===== RECORD SET =====
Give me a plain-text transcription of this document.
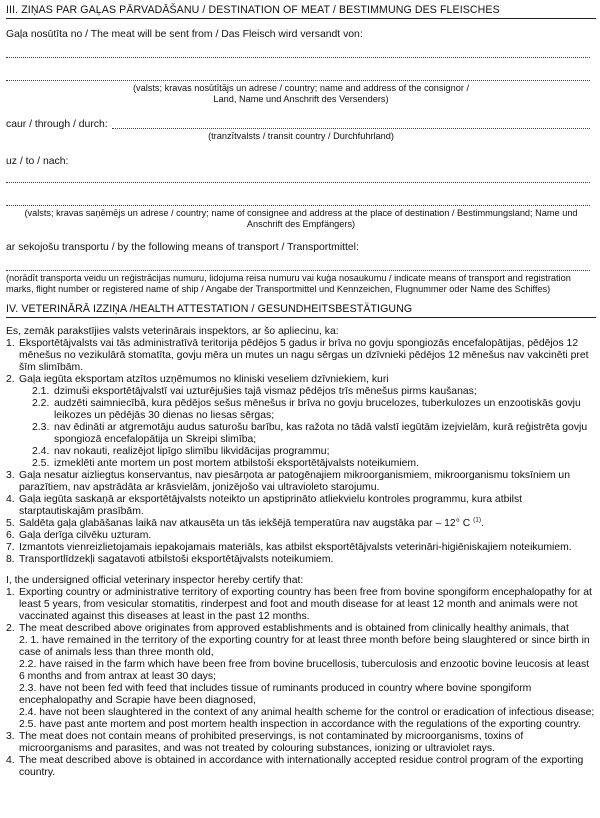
III. ZIŅAS PAR GAĻAS PĀRVADĀŠANU / DESTINATION OF MEAT / BESTIMMUNG DES FLEISCHES
Gaļa nosūtīta no / The meat will be sent from / Das Fleisch wird versandt von:
(valsts; kravas nosūtītājs un adrese / country; name and address of the consignor /
Land, Name und Anschrift des Versenders)
caur / through / durch:
(tranzītvalsts / transit country / Durchfuhrland)
uz / to / nach:
(valsts; kravas saņēmējs un adrese / country; name of consignee and address at the place of destination / Bestimmungsland; Name und
Anschrift des Empfängers)
ar sekojošu transportu / by the following means of transport / Transportmittel:
(norādīt transporta veidu un reģistrācijas numuru, lidojuma reisa numuru vai kuģa nosaukumu / indicate means of transport and registration marks, flight number or registered name of ship / Angabe der Transportmittel und Kennzeichen, Flugnummer oder Name des Schiffes)
IV. VETERINĀRĀ IZZIŅA /HEALTH ATTESTATION / GESUNDHEITSBESTÄTIGUNG
Es, zemāk parakstījies valsts veterinārais inspektors, ar šo apliecinu, ka:
1. Eksportētājvalsts vai tās administratīvā teritorija pēdējos 5 gadus ir brīva no govju spongiozās encefalopātijas, pēdējos 12 mēnešus no vezikulārā stomatīta, govju mēra un mutes un nagu sērgas un dzīvnieki pēdējos 12 mēnešus nav vakcinēti pret šīm slimībām.
2. Gaļa iegūta eksportam atzītos uzņēmumos no kliniski veseliem dzīvniekiem, kuri
2.1. dzimuši eksportētājvalstī vai uzturējušies tajā vismaz pēdējos trīs mēnešus pirms kaušanas;
2.2. audzēti saimniecībā, kura pēdējos sešus mēnešus ir brīva no govju brucelozes, tuberkulozes un enzootiskās govju leikozes un pēdējās 30 dienas no liesas sērgas;
2.3. nav ēdināti ar atgremotāju audus saturošu barību, kas ražota no tādā valstī iegūtām izejvielām, kurā reģistrēta govju spongiozā encefalopātija un Skreipi slimība;
2.4. nav nokauti, realizējot lipīgo slimību likvidācijas programmu;
2.5. izmeklēti ante mortem un post mortem atbilstoši eksportētājvalsts noteikumiem.
3. Gaļa nesatur aizliegtus konservantus, nav piesārņota ar patogēnajiem mikroorganismiem, mikroorganismu toksīniem un parazītiem, nav apstrādāta ar krāsvielām, jonizējošo vai ultravioleto starojumu.
4. Gaļa iegūta saskaņā ar eksportētājvalsts noteikto un apstiprināto atliekvielu kontroles programmu, kura atbilst starptautiskajām prasībām.
5. Saldēta gaļa glabāšanas laikā nav atkausēta un tās iekšējā temperatūra nav augstāka par – 12° C $^{(1)}$.
6. Gaļa derīga cilvēku uzturam.
7. Izmantots vienreizlietojamais iepakojamais materiāls, kas atbilst eksportētājvalsts veterināri-higiēniskajiem noteikumiem.
8. Transportlīdzekļi sagatavoti atbilstoši eksportētājvalsts noteikumiem.
I, the undersigned official veterinary inspector hereby certify that:
1. Exporting country or administrative territory of exporting country has been free from bovine spongiform encephalopathy for at least 5 years, from vesicular stomatitis, rinderpest and foot and mouth disease for at least 12 month and animals were not vaccinated against this diseases at least in the past 12 months.
2. The meat described above originates from approved establishments and is obtained from clinically healthy animals, that
2. 1. have remained in the territory of the exporting country for at least three month before being slaughtered or since birth in case of animals less than three month old,
2.2. have raised in the farm which have been free from bovine brucellosis, tuberculosis and enzootic bovine leucosis at least 6 months and from antrax at least 30 days;
2.3. have not been fed with feed that includes tissue of ruminants produced in country where bovine spongiform encephalopathy and Scrapie have been diagnosed,
2.4. have not been slaughtered in the context of any animal health scheme for the control or eradication of infectious disease;
2.5. have past ante mortem and post mortem health inspection in accordance with the regulations of the exporting country.
3. The meat does not contain means of prohibited preservings, is not contaminated by microorganisms, toxins of microorganisms and parasites, and was not treated by colouring substances, ionizing or ultraviolet rays.
4. The meat described above is obtained in accordance with internationally accepted residue control program of the exporting country.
=====
▶ WHAT THE TASK REQUIRES:
Keep only the lines of the listing that contain the word "with", and copy them.

▶ EXERCISE OUTPUT:
2.3. have not been fed with feed that includes tissue of ruminants produced in country where bovine spongiform encephalopathy and Scrapie have been diagnosed,
2.5. have past ante mortem and post mortem health inspection in accordance with the regulations of the exporting country.
4. The meat described above is obtained in accordance with internationally accepted residue control program of the exporting country.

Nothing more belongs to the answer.